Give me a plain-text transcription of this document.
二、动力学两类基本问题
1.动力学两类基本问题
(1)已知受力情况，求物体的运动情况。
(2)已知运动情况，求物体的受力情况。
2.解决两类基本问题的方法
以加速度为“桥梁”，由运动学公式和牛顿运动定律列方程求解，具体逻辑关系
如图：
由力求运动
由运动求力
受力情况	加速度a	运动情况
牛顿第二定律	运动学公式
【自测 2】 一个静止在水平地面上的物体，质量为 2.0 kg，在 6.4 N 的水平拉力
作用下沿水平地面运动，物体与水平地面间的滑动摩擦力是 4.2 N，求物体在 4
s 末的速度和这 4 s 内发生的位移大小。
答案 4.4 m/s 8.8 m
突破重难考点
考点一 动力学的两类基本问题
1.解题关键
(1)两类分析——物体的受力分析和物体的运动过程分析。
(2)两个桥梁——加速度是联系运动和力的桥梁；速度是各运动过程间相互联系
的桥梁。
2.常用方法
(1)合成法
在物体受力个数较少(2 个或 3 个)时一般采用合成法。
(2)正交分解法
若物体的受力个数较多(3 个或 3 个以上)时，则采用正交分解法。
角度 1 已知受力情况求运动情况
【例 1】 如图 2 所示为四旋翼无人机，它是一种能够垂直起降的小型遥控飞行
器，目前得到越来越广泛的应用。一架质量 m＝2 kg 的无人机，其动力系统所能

» WORK INSTRUCTIONS: Transcribe the data above in full, exactly.

» FINAL RESULT:
Give me a plain-text transcription of this document.
二、动力学两类基本问题
1.动力学两类基本问题
(1)已知受力情况，求物体的运动情况。
(2)已知运动情况，求物体的受力情况。
2.解决两类基本问题的方法
以加速度为“桥梁”，由运动学公式和牛顿运动定律列方程求解，具体逻辑关系
如图：
由力求运动
由运动求力
受力情况	加速度a	运动情况
牛顿第二定律	运动学公式
【自测 2】 一个静止在水平地面上的物体，质量为 2.0 kg，在 6.4 N 的水平拉力
作用下沿水平地面运动，物体与水平地面间的滑动摩擦力是 4.2 N，求物体在 4
s 末的速度和这 4 s 内发生的位移大小。
答案 4.4 m/s 8.8 m
突破重难考点
考点一 动力学的两类基本问题
1.解题关键
(1)两类分析——物体的受力分析和物体的运动过程分析。
(2)两个桥梁——加速度是联系运动和力的桥梁；速度是各运动过程间相互联系
的桥梁。
2.常用方法
(1)合成法
在物体受力个数较少(2 个或 3 个)时一般采用合成法。
(2)正交分解法
若物体的受力个数较多(3 个或 3 个以上)时，则采用正交分解法。
角度 1 已知受力情况求运动情况
【例 1】 如图 2 所示为四旋翼无人机，它是一种能够垂直起降的小型遥控飞行
器，目前得到越来越广泛的应用。一架质量 m＝2 kg 的无人机，其动力系统所能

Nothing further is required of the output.